_REQUIREMENT_
Transcribe every line exactly. Leave the pictures behind.

-------

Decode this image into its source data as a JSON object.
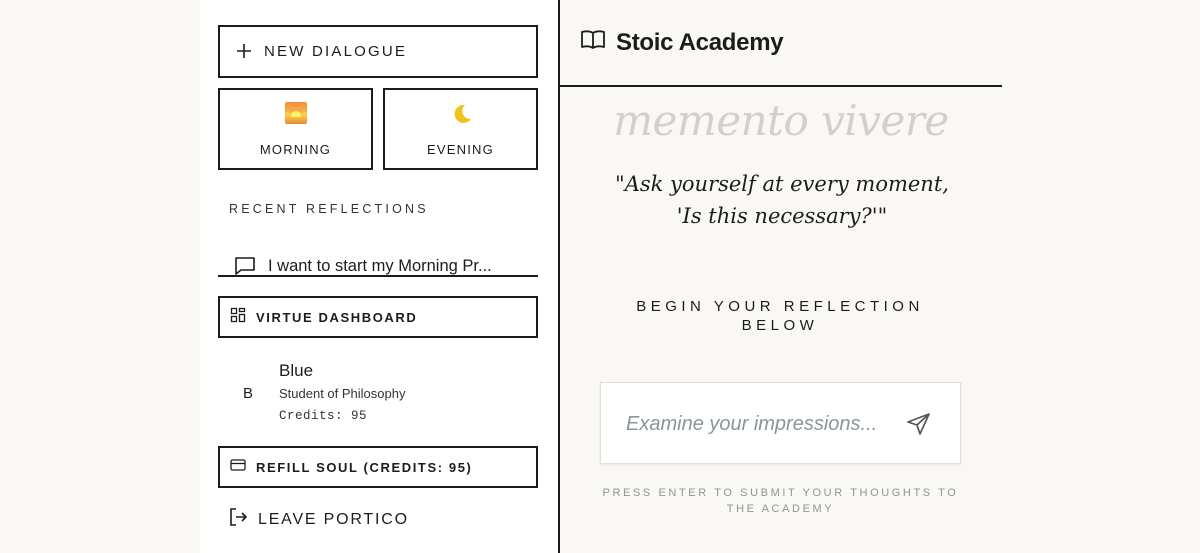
{
  "sidebar": {
    "new_dialogue_label": "NEW DIALOGUE",
    "modes": [
      {
        "label": "MORNING",
        "icon": "sunrise-icon"
      },
      {
        "label": "EVENING",
        "icon": "crescent-moon-icon"
      }
    ],
    "recent_title": "RECENT REFLECTIONS",
    "recent_items": [
      {
        "label": "I want to start my Morning Pr..."
      }
    ],
    "dashboard_label": "VIRTUE DASHBOARD",
    "user": {
      "initial": "B",
      "name": "Blue",
      "role": "Student of Philosophy",
      "credits": "Credits: 95"
    },
    "refill_label": "REFILL SOUL (CREDITS: 95)",
    "leave_label": "LEAVE PORTICO"
  },
  "header": {
    "title": "Stoic Academy",
    "icon": "book-open-icon"
  },
  "main": {
    "motto": "memento vivere",
    "quote": "\"Ask yourself at every moment, 'Is this necessary?'\"",
    "prompt": "BEGIN YOUR REFLECTION BELOW",
    "input_placeholder": "Examine your impressions...",
    "hint": "PRESS ENTER TO SUBMIT YOUR THOUGHTS TO THE ACADEMY"
  },
  "colors": {
    "background": "#fbf9f6",
    "ink": "#1c1c1c",
    "muted_motto": "#d3d0cb",
    "placeholder": "#8a95a1"
  }
}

-------

_TASK RESPONSE_
Decode this image into its source data as a JSON object.
{
  "sidebar": {
    "new_dialogue_label": "NEW DIALOGUE",
    "modes": [
      {
        "label": "MORNING",
        "icon": "sunrise-icon"
      },
      {
        "label": "EVENING",
        "icon": "crescent-moon-icon"
      }
    ],
    "recent_title": "RECENT REFLECTIONS",
    "recent_items": [
      {
        "label": "I want to start my Morning Pr..."
      }
    ],
    "dashboard_label": "VIRTUE DASHBOARD",
    "user": {
      "initial": "B",
      "name": "Blue",
      "role": "Student of Philosophy",
      "credits": "Credits: 95"
    },
    "refill_label": "REFILL SOUL (CREDITS: 95)",
    "leave_label": "LEAVE PORTICO"
  },
  "header": {
    "title": "Stoic Academy",
    "icon": "book-open-icon"
  },
  "main": {
    "motto": "memento vivere",
    "quote": "\"Ask yourself at every moment, 'Is this necessary?'\"",
    "prompt": "BEGIN YOUR REFLECTION BELOW",
    "input_placeholder": "Examine your impressions...",
    "hint": "PRESS ENTER TO SUBMIT YOUR THOUGHTS TO THE ACADEMY"
  },
  "colors": {
    "background": "#fbf9f6",
    "ink": "#1c1c1c",
    "muted_motto": "#d3d0cb",
    "placeholder": "#8a95a1"
  }
}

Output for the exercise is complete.